• **Directions for this task**: Retype each record shown below, leaving every character as it is.

• **Information given**:
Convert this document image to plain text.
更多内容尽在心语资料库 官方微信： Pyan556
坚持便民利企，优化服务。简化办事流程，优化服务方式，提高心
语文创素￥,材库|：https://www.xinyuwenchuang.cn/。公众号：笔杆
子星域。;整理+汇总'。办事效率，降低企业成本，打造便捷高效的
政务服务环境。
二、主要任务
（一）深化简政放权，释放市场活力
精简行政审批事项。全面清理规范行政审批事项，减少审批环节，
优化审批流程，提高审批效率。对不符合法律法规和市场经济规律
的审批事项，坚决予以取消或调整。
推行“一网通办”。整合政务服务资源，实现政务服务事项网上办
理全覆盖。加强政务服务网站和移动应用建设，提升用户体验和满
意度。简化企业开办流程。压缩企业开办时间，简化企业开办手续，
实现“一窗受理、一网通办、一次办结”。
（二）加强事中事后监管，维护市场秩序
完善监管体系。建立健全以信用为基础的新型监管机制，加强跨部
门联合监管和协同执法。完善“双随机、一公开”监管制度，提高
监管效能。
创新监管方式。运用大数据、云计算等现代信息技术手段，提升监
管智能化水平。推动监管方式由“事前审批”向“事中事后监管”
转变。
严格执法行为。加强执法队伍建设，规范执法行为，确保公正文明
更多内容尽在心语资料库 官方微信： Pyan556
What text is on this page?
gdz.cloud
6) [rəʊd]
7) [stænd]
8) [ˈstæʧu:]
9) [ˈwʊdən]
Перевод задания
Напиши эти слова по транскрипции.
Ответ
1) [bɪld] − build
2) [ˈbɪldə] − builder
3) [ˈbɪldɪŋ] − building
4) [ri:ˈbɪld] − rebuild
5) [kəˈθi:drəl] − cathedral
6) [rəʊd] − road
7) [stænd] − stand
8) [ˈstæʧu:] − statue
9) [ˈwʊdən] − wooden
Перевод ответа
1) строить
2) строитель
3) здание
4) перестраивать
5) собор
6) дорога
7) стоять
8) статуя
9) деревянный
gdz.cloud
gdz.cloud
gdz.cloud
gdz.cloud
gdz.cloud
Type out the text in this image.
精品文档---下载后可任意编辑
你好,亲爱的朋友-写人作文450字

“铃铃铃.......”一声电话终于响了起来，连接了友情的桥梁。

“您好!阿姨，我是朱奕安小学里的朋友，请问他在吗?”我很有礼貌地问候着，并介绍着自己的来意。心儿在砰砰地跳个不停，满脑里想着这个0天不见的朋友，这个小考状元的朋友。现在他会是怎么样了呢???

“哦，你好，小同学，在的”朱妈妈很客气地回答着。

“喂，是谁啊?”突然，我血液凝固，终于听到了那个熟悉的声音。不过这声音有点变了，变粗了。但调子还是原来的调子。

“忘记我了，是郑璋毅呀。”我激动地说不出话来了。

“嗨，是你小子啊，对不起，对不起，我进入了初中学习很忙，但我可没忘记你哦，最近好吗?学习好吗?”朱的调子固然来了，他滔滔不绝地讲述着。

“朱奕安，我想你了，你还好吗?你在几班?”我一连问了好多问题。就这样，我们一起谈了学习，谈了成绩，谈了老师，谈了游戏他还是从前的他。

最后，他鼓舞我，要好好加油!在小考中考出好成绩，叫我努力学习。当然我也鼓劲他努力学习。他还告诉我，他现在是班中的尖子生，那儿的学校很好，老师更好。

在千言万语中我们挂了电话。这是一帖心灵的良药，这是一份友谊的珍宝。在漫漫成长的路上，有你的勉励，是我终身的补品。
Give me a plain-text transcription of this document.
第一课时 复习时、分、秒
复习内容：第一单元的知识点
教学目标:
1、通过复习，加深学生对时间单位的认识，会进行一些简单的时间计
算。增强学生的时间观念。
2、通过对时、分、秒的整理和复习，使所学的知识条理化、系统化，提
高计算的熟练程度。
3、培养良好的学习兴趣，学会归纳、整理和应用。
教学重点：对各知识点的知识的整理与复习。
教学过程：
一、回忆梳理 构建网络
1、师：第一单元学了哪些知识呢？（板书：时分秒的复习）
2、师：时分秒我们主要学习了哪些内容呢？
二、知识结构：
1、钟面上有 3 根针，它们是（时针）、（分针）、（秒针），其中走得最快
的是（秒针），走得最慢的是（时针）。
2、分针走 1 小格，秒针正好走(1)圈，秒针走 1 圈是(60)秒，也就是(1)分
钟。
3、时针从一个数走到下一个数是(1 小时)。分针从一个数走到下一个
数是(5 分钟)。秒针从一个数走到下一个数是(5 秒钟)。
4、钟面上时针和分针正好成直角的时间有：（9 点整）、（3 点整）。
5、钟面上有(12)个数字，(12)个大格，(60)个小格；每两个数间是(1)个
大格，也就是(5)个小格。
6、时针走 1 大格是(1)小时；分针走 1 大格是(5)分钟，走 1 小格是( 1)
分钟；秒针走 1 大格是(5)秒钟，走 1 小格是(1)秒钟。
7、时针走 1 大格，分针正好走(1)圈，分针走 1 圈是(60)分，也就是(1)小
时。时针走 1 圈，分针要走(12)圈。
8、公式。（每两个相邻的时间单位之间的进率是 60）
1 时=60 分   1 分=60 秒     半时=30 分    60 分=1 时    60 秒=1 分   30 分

• **Reply to the exercise**:
Convert this document image to plain text.
更多内容尽在心语资料库 官方微信： Pyan556
坚持便民利企，优化服务。简化办事流程，优化服务方式，提高心
语文创素￥,材库|：https://www.xinyuwenchuang.cn/。公众号：笔杆
子星域。;整理+汇总'。办事效率，降低企业成本，打造便捷高效的
政务服务环境。
二、主要任务
（一）深化简政放权，释放市场活力
精简行政审批事项。全面清理规范行政审批事项，减少审批环节，
优化审批流程，提高审批效率。对不符合法律法规和市场经济规律
的审批事项，坚决予以取消或调整。
推行“一网通办”。整合政务服务资源，实现政务服务事项网上办
理全覆盖。加强政务服务网站和移动应用建设，提升用户体验和满
意度。简化企业开办流程。压缩企业开办时间，简化企业开办手续，
实现“一窗受理、一网通办、一次办结”。
（二）加强事中事后监管，维护市场秩序
完善监管体系。建立健全以信用为基础的新型监管机制，加强跨部
门联合监管和协同执法。完善“双随机、一公开”监管制度，提高
监管效能。
创新监管方式。运用大数据、云计算等现代信息技术手段，提升监
管智能化水平。推动监管方式由“事前审批”向“事中事后监管”
转变。
严格执法行为。加强执法队伍建设，规范执法行为，确保公正文明
更多内容尽在心语资料库 官方微信： Pyan556
What text is on this page?
gdz.cloud
6) [rəʊd]
7) [stænd]
8) [ˈstæʧu:]
9) [ˈwʊdən]
Перевод задания
Напиши эти слова по транскрипции.
Ответ
1) [bɪld] − build
2) [ˈbɪldə] − builder
3) [ˈbɪldɪŋ] − building
4) [ri:ˈbɪld] − rebuild
5) [kəˈθi:drəl] − cathedral
6) [rəʊd] − road
7) [stænd] − stand
8) [ˈstæʧu:] − statue
9) [ˈwʊdən] − wooden
Перевод ответа
1) строить
2) строитель
3) здание
4) перестраивать
5) собор
6) дорога
7) стоять
8) статуя
9) деревянный
gdz.cloud
gdz.cloud
gdz.cloud
gdz.cloud
gdz.cloud
Type out the text in this image.
精品文档---下载后可任意编辑
你好,亲爱的朋友-写人作文450字

“铃铃铃.......”一声电话终于响了起来，连接了友情的桥梁。

“您好!阿姨，我是朱奕安小学里的朋友，请问他在吗?”我很有礼貌地问候着，并介绍着自己的来意。心儿在砰砰地跳个不停，满脑里想着这个0天不见的朋友，这个小考状元的朋友。现在他会是怎么样了呢???

“哦，你好，小同学，在的”朱妈妈很客气地回答着。

“喂，是谁啊?”突然，我血液凝固，终于听到了那个熟悉的声音。不过这声音有点变了，变粗了。但调子还是原来的调子。

“忘记我了，是郑璋毅呀。”我激动地说不出话来了。

“嗨，是你小子啊，对不起，对不起，我进入了初中学习很忙，但我可没忘记你哦，最近好吗?学习好吗?”朱的调子固然来了，他滔滔不绝地讲述着。

“朱奕安，我想你了，你还好吗?你在几班?”我一连问了好多问题。就这样，我们一起谈了学习，谈了成绩，谈了老师，谈了游戏他还是从前的他。

最后，他鼓舞我，要好好加油!在小考中考出好成绩，叫我努力学习。当然我也鼓劲他努力学习。他还告诉我，他现在是班中的尖子生，那儿的学校很好，老师更好。

在千言万语中我们挂了电话。这是一帖心灵的良药，这是一份友谊的珍宝。在漫漫成长的路上，有你的勉励，是我终身的补品。
Give me a plain-text transcription of this document.
第一课时 复习时、分、秒
复习内容：第一单元的知识点
教学目标:
1、通过复习，加深学生对时间单位的认识，会进行一些简单的时间计
算。增强学生的时间观念。
2、通过对时、分、秒的整理和复习，使所学的知识条理化、系统化，提
高计算的熟练程度。
3、培养良好的学习兴趣，学会归纳、整理和应用。
教学重点：对各知识点的知识的整理与复习。
教学过程：
一、回忆梳理 构建网络
1、师：第一单元学了哪些知识呢？（板书：时分秒的复习）
2、师：时分秒我们主要学习了哪些内容呢？
二、知识结构：
1、钟面上有 3 根针，它们是（时针）、（分针）、（秒针），其中走得最快
的是（秒针），走得最慢的是（时针）。
2、分针走 1 小格，秒针正好走(1)圈，秒针走 1 圈是(60)秒，也就是(1)分
钟。
3、时针从一个数走到下一个数是(1 小时)。分针从一个数走到下一个
数是(5 分钟)。秒针从一个数走到下一个数是(5 秒钟)。
4、钟面上时针和分针正好成直角的时间有：（9 点整）、（3 点整）。
5、钟面上有(12)个数字，(12)个大格，(60)个小格；每两个数间是(1)个
大格，也就是(5)个小格。
6、时针走 1 大格是(1)小时；分针走 1 大格是(5)分钟，走 1 小格是( 1)
分钟；秒针走 1 大格是(5)秒钟，走 1 小格是(1)秒钟。
7、时针走 1 大格，分针正好走(1)圈，分针走 1 圈是(60)分，也就是(1)小
时。时针走 1 圈，分针要走(12)圈。
8、公式。（每两个相邻的时间单位之间的进率是 60）
1 时=60 分   1 分=60 秒     半时=30 分    60 分=1 时    60 秒=1 分   30 分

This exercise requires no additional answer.